**Goal**
Reproduce the listing below word for word, starting at its first line and ending with the line that contains "festenr-value: 0 xyxy=(815,689,833,724)", both included.

#####

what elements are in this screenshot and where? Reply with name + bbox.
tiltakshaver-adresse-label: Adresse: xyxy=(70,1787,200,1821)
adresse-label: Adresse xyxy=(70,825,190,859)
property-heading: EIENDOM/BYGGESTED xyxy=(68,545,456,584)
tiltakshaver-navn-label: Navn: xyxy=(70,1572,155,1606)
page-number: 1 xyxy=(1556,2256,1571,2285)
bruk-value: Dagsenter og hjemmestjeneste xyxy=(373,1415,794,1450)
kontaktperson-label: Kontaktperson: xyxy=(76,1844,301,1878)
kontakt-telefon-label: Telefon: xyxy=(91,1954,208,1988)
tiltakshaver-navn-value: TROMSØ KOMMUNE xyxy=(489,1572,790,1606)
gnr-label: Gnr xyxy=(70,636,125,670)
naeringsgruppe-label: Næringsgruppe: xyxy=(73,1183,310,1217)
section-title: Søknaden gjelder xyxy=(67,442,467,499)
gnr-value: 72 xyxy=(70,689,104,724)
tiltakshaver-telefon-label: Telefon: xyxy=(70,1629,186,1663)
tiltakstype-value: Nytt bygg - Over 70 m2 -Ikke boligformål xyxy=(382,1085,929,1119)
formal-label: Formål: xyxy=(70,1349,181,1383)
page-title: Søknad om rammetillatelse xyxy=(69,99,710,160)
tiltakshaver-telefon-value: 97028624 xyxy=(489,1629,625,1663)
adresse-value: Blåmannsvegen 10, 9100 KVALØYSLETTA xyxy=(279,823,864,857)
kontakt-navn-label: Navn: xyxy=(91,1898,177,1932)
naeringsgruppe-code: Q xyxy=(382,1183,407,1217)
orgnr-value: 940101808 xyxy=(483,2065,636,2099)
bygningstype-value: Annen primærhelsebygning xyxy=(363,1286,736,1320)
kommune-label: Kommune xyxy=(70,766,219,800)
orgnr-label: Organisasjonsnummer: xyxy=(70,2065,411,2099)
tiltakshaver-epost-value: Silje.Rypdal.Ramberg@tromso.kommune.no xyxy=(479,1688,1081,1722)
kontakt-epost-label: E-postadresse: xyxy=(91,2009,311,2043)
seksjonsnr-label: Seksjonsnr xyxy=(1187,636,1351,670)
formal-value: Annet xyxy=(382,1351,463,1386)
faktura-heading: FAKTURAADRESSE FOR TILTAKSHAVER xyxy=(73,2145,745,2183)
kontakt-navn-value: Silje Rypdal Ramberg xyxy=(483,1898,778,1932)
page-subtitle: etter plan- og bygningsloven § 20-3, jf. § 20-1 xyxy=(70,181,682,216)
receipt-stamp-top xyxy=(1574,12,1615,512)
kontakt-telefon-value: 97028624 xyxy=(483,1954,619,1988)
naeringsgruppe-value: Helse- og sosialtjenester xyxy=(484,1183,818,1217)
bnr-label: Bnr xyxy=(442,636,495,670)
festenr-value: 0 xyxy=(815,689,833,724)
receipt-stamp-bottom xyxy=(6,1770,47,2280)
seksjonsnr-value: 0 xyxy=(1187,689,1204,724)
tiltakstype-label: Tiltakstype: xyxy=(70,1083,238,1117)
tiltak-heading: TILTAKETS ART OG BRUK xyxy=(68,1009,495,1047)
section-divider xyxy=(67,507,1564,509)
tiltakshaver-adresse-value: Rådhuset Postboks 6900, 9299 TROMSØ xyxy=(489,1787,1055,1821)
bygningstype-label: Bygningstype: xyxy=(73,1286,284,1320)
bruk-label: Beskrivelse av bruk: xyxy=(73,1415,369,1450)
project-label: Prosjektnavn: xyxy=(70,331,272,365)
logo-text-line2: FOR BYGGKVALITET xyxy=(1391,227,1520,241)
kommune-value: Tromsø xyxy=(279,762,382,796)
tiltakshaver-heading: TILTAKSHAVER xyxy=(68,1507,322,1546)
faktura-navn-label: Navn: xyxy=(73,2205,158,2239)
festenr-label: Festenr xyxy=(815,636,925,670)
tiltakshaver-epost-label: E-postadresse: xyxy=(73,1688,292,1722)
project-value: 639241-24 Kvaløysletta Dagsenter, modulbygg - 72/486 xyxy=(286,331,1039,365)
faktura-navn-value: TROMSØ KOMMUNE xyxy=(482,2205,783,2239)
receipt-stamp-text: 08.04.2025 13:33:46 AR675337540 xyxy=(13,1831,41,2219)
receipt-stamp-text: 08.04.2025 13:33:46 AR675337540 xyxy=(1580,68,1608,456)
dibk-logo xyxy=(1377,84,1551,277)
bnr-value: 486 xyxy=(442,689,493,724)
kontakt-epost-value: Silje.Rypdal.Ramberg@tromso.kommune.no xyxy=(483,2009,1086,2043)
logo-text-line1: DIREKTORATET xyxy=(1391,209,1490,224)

#####

**Solution**
what elements are in this screenshot and where? Reply with name + bbox.
tiltakshaver-adresse-label: Adresse: xyxy=(70,1787,200,1821)
adresse-label: Adresse xyxy=(70,825,190,859)
property-heading: EIENDOM/BYGGESTED xyxy=(68,545,456,584)
tiltakshaver-navn-label: Navn: xyxy=(70,1572,155,1606)
page-number: 1 xyxy=(1556,2256,1571,2285)
bruk-value: Dagsenter og hjemmestjeneste xyxy=(373,1415,794,1450)
kontaktperson-label: Kontaktperson: xyxy=(76,1844,301,1878)
kontakt-telefon-label: Telefon: xyxy=(91,1954,208,1988)
tiltakshaver-navn-value: TROMSØ KOMMUNE xyxy=(489,1572,790,1606)
gnr-label: Gnr xyxy=(70,636,125,670)
naeringsgruppe-label: Næringsgruppe: xyxy=(73,1183,310,1217)
section-title: Søknaden gjelder xyxy=(67,442,467,499)
gnr-value: 72 xyxy=(70,689,104,724)
tiltakshaver-telefon-label: Telefon: xyxy=(70,1629,186,1663)
tiltakstype-value: Nytt bygg - Over 70 m2 -Ikke boligformål xyxy=(382,1085,929,1119)
formal-label: Formål: xyxy=(70,1349,181,1383)
page-title: Søknad om rammetillatelse xyxy=(69,99,710,160)
tiltakshaver-telefon-value: 97028624 xyxy=(489,1629,625,1663)
adresse-value: Blåmannsvegen 10, 9100 KVALØYSLETTA xyxy=(279,823,864,857)
kontakt-navn-label: Navn: xyxy=(91,1898,177,1932)
naeringsgruppe-code: Q xyxy=(382,1183,407,1217)
orgnr-value: 940101808 xyxy=(483,2065,636,2099)
bygningstype-value: Annen primærhelsebygning xyxy=(363,1286,736,1320)
kommune-label: Kommune xyxy=(70,766,219,800)
orgnr-label: Organisasjonsnummer: xyxy=(70,2065,411,2099)
tiltakshaver-epost-value: Silje.Rypdal.Ramberg@tromso.kommune.no xyxy=(479,1688,1081,1722)
kontakt-epost-label: E-postadresse: xyxy=(91,2009,311,2043)
seksjonsnr-label: Seksjonsnr xyxy=(1187,636,1351,670)
formal-value: Annet xyxy=(382,1351,463,1386)
faktura-heading: FAKTURAADRESSE FOR TILTAKSHAVER xyxy=(73,2145,745,2183)
kontakt-navn-value: Silje Rypdal Ramberg xyxy=(483,1898,778,1932)
page-subtitle: etter plan- og bygningsloven § 20-3, jf. § 20-1 xyxy=(70,181,682,216)
receipt-stamp-top xyxy=(1574,12,1615,512)
kontakt-telefon-value: 97028624 xyxy=(483,1954,619,1988)
naeringsgruppe-value: Helse- og sosialtjenester xyxy=(484,1183,818,1217)
bnr-label: Bnr xyxy=(442,636,495,670)
festenr-value: 0 xyxy=(815,689,833,724)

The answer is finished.